──────── Data provided ────────
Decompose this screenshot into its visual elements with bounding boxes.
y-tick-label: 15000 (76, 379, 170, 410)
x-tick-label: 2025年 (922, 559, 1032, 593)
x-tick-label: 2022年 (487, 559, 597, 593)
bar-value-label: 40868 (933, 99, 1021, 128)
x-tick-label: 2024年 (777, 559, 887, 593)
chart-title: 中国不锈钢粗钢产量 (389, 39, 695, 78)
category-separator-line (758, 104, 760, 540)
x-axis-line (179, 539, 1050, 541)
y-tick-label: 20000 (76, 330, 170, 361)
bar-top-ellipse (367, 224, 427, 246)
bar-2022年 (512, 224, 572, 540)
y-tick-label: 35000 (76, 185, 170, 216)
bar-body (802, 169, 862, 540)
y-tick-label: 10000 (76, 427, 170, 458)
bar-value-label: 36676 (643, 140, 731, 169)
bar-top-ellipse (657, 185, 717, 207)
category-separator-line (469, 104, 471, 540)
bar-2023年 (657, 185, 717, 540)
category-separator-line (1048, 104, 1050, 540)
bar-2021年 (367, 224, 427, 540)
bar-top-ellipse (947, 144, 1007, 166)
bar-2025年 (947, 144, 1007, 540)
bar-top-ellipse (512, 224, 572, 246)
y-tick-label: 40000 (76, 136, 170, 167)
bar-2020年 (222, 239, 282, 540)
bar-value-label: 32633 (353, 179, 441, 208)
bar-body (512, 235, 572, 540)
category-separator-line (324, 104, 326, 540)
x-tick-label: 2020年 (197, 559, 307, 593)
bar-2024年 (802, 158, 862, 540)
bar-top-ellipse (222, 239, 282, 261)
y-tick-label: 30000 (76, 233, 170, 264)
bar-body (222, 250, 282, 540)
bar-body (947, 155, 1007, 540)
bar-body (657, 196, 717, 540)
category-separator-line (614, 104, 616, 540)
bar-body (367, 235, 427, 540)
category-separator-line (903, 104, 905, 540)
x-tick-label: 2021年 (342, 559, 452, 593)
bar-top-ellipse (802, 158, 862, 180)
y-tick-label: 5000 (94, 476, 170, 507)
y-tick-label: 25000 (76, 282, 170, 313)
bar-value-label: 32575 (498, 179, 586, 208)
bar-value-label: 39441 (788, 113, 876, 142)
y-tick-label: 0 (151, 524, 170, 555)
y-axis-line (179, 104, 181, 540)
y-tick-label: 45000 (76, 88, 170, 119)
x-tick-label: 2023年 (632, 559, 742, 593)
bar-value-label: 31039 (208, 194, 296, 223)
────────
Find every line in the data above that contains the string "value" and copy each one in full. Matching is case-sensitive.

* Exercise answer *
bar-value-label: 40868 (933, 99, 1021, 128)
bar-value-label: 36676 (643, 140, 731, 169)
bar-value-label: 32633 (353, 179, 441, 208)
bar-value-label: 32575 (498, 179, 586, 208)
bar-value-label: 39441 (788, 113, 876, 142)
bar-value-label: 31039 (208, 194, 296, 223)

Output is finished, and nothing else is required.